Copy every line of the records below where the word "points" occurs.

Stored dataset items:
-------------------------

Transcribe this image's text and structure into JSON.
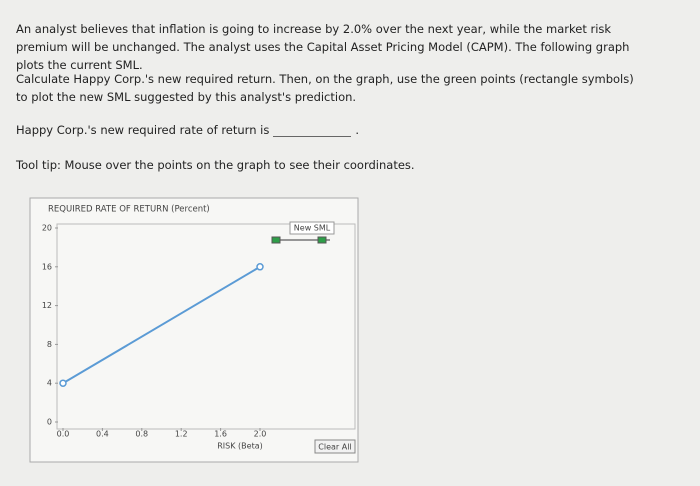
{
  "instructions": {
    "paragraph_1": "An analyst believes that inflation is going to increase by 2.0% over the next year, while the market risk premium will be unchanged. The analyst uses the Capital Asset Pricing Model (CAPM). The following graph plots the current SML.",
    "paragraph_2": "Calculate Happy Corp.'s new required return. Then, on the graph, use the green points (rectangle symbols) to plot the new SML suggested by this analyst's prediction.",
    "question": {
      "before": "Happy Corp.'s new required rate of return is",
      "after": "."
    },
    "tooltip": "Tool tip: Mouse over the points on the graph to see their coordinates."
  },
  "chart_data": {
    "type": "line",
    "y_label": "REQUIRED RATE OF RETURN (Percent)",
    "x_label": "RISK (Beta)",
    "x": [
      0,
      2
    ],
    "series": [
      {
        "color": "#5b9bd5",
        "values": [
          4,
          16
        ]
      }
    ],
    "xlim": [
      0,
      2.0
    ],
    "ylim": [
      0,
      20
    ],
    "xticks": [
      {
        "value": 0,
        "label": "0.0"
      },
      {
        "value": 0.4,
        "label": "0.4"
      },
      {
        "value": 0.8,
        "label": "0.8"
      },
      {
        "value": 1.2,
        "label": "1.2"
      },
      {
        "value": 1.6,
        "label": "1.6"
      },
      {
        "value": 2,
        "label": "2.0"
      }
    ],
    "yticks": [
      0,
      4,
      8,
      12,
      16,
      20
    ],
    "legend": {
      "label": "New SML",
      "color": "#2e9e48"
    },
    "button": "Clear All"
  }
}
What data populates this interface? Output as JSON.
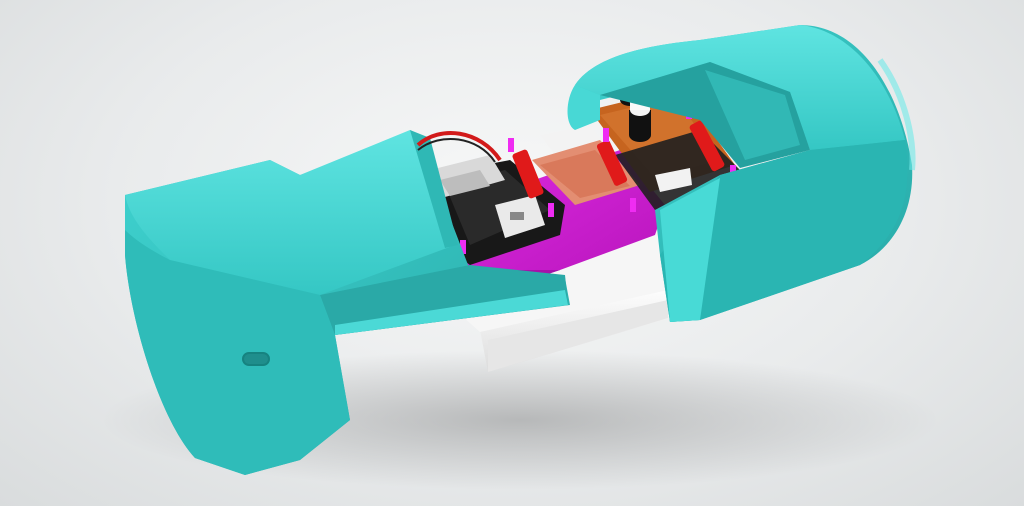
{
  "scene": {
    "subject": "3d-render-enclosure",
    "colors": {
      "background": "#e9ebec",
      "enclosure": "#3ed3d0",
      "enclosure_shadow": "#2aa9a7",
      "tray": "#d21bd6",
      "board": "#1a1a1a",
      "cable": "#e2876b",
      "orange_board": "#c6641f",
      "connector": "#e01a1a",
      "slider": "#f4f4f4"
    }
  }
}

-------------------------

■ **Task response**
    "paragraph_2": "Calculate Happy Corp.'s new required return. Then, on the graph, use the green points (rectangle symbols) to plot the new SML suggested by this analyst's prediction.",
    "tooltip": "Tool tip: Mouse over the points on the graph to see their coordinates."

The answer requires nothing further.